* _Requirements_: Check each line below for "Panels" and report how many have it, nothing else.

* _Material for this exercise_:

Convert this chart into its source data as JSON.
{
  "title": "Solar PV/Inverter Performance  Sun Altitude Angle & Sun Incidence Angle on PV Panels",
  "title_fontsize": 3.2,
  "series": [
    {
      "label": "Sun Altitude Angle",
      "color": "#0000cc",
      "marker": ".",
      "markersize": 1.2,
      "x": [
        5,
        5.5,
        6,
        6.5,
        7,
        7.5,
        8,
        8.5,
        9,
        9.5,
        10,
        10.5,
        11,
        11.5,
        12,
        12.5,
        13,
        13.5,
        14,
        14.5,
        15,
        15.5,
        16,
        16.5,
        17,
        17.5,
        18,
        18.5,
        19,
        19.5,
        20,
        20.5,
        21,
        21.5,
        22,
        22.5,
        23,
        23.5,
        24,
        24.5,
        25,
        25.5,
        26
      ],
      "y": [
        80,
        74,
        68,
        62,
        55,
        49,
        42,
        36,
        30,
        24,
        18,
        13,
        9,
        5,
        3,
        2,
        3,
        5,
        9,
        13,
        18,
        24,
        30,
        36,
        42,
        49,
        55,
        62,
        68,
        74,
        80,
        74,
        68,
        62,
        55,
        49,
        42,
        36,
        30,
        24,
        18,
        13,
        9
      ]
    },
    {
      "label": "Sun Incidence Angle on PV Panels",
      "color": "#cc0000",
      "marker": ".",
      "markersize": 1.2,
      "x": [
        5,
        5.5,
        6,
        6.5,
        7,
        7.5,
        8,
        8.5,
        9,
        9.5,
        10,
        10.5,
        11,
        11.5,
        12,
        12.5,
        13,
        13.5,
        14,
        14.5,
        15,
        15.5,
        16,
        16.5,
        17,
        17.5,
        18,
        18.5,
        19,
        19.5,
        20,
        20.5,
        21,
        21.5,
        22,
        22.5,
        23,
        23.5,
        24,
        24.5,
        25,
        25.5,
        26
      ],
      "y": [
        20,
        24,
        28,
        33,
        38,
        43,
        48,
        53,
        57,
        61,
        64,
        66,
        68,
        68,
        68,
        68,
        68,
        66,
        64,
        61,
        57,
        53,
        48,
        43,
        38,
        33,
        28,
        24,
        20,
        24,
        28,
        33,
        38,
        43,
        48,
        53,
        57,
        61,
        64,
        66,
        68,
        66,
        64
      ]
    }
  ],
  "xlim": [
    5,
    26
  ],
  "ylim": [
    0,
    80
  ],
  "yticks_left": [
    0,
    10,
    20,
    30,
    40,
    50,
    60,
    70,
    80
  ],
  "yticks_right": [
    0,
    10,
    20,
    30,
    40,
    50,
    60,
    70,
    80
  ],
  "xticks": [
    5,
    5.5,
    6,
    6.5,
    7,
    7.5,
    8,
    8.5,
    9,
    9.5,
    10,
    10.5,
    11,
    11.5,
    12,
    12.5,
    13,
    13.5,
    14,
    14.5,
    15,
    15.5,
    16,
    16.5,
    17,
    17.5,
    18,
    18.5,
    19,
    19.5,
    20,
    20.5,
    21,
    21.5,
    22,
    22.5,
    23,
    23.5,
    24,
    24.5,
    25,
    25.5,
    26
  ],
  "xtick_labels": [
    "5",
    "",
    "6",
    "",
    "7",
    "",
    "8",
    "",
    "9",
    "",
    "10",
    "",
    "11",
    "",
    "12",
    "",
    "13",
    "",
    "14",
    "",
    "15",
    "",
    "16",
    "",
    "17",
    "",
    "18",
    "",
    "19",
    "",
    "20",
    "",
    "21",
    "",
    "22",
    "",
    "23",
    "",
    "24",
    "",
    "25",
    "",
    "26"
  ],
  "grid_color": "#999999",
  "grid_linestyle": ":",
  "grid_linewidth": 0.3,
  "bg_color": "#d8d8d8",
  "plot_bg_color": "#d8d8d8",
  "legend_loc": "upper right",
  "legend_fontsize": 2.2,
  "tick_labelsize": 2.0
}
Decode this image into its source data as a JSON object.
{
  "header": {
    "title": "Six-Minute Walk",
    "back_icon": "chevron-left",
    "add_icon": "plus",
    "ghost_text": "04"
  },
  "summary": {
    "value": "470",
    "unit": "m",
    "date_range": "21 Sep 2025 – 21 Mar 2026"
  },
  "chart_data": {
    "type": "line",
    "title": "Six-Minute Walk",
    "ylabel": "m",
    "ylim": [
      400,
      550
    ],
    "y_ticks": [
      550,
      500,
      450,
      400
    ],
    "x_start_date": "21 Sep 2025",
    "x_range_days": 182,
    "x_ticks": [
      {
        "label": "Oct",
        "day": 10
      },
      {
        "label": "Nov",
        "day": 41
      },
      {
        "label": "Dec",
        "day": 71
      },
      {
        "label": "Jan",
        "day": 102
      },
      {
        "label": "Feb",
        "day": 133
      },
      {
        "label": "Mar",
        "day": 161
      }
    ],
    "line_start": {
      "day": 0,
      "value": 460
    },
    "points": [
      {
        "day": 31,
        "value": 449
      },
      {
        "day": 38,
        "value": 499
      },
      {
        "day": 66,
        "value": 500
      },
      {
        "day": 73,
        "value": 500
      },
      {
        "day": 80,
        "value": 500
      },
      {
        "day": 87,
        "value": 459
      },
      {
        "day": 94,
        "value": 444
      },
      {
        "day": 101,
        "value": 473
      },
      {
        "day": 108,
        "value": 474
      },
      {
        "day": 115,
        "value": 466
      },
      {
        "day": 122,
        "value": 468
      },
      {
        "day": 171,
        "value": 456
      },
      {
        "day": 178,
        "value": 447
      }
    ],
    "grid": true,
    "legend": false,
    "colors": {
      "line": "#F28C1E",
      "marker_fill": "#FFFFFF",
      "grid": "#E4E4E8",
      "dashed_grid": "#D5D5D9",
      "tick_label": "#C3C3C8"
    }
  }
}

* _Problem solution_: 2